> Records for the exercise
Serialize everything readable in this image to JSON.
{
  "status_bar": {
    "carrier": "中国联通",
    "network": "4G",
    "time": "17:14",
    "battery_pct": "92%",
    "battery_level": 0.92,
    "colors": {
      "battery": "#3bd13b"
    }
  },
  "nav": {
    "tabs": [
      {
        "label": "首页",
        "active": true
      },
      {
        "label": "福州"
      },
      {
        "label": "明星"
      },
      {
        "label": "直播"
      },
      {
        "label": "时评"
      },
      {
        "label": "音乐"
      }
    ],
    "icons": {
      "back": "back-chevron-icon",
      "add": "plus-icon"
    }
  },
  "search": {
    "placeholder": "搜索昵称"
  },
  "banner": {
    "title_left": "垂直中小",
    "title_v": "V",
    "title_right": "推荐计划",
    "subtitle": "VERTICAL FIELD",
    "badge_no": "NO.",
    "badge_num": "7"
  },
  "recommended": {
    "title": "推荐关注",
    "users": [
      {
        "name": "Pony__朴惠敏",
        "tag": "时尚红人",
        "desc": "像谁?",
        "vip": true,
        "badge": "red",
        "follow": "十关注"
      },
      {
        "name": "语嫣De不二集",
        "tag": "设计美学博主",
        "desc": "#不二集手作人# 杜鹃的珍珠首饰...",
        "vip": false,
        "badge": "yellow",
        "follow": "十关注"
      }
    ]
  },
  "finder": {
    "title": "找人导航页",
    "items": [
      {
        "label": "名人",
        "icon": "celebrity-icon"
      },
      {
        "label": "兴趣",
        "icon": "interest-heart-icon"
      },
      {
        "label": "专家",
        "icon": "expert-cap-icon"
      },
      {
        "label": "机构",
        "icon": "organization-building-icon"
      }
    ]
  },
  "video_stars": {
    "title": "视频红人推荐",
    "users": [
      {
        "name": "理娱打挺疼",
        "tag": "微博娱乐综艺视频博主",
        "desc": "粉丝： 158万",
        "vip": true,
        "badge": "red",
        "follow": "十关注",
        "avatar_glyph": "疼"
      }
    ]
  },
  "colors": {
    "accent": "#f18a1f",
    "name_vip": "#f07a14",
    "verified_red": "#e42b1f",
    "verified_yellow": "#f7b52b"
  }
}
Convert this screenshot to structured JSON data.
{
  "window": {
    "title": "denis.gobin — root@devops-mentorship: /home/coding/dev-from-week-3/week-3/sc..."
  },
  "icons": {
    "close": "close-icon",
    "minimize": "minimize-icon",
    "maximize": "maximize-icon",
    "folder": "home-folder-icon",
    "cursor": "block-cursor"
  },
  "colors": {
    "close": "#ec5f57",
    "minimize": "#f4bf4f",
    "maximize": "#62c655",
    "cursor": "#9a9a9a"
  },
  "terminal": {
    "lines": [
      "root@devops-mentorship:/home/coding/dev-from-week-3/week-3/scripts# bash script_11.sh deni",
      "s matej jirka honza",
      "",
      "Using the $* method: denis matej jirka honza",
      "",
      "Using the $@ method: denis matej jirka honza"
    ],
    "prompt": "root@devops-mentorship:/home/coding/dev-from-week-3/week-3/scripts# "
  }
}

> Task goal
Extract every line above exactly as it stands.

> Exercise solution
Serialize everything readable in this image to JSON.
{
  "status_bar": {
    "carrier": "中国联通",
    "network": "4G",
    "time": "17:14",
    "battery_pct": "92%",
    "battery_level": 0.92,
    "colors": {
      "battery": "#3bd13b"
    }
  },
  "nav": {
    "tabs": [
      {
        "label": "首页",
        "active": true
      },
      {
        "label": "福州"
      },
      {
        "label": "明星"
      },
      {
        "label": "直播"
      },
      {
        "label": "时评"
      },
      {
        "label": "音乐"
      }
    ],
    "icons": {
      "back": "back-chevron-icon",
      "add": "plus-icon"
    }
  },
  "search": {
    "placeholder": "搜索昵称"
  },
  "banner": {
    "title_left": "垂直中小",
    "title_v": "V",
    "title_right": "推荐计划",
    "subtitle": "VERTICAL FIELD",
    "badge_no": "NO.",
    "badge_num": "7"
  },
  "recommended": {
    "title": "推荐关注",
    "users": [
      {
        "name": "Pony__朴惠敏",
        "tag": "时尚红人",
        "desc": "像谁?",
        "vip": true,
        "badge": "red",
        "follow": "十关注"
      },
      {
        "name": "语嫣De不二集",
        "tag": "设计美学博主",
        "desc": "#不二集手作人# 杜鹃的珍珠首饰...",
        "vip": false,
        "badge": "yellow",
        "follow": "十关注"
      }
    ]
  },
  "finder": {
    "title": "找人导航页",
    "items": [
      {
        "label": "名人",
        "icon": "celebrity-icon"
      },
      {
        "label": "兴趣",
        "icon": "interest-heart-icon"
      },
      {
        "label": "专家",
        "icon": "expert-cap-icon"
      },
      {
        "label": "机构",
        "icon": "organization-building-icon"
      }
    ]
  },
  "video_stars": {
    "title": "视频红人推荐",
    "users": [
      {
        "name": "理娱打挺疼",
        "tag": "微博娱乐综艺视频博主",
        "desc": "粉丝： 158万",
        "vip": true,
        "badge": "red",
        "follow": "十关注",
        "avatar_glyph": "疼"
      }
    ]
  },
  "colors": {
    "accent": "#f18a1f",
    "name_vip": "#f07a14",
    "verified_red": "#e42b1f",
    "verified_yellow": "#f7b52b"
  }
}
Convert this screenshot to structured JSON data.
{
  "window": {
    "title": "denis.gobin — root@devops-mentorship: /home/coding/dev-from-week-3/week-3/sc..."
  },
  "icons": {
    "close": "close-icon",
    "minimize": "minimize-icon",
    "maximize": "maximize-icon",
    "folder": "home-folder-icon",
    "cursor": "block-cursor"
  },
  "colors": {
    "close": "#ec5f57",
    "minimize": "#f4bf4f",
    "maximize": "#62c655",
    "cursor": "#9a9a9a"
  },
  "terminal": {
    "lines": [
      "root@devops-mentorship:/home/coding/dev-from-week-3/week-3/scripts# bash script_11.sh deni",
      "s matej jirka honza",
      "",
      "Using the $* method: denis matej jirka honza",
      "",
      "Using the $@ method: denis matej jirka honza"
    ],
    "prompt": "root@devops-mentorship:/home/coding/dev-from-week-3/week-3/scripts# "
  }
}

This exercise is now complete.